WHAT YOU NEED TO DO: Select every line holding the word "series" and copy it.

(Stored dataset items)
········

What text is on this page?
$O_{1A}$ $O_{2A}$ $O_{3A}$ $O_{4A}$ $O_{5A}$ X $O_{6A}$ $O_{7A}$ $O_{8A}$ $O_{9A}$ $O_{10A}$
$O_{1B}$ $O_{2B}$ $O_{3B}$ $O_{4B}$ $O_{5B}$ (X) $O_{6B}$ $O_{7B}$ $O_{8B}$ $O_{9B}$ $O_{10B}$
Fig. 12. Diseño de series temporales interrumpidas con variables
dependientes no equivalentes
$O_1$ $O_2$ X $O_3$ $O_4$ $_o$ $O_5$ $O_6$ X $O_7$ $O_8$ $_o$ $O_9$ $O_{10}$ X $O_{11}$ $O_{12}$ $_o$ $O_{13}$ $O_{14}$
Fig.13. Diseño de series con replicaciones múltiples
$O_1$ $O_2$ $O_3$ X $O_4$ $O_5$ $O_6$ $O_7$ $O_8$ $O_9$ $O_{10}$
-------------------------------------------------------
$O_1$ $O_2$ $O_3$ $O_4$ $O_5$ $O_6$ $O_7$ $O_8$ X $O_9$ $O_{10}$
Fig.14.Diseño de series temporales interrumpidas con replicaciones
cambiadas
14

········

ANSWER TO THIS PROBLEM:
Fig. 12. Diseño de series temporales interrumpidas con variables
Fig.13. Diseño de series con replicaciones múltiples
Fig.14.Diseño de series temporales interrumpidas con replicaciones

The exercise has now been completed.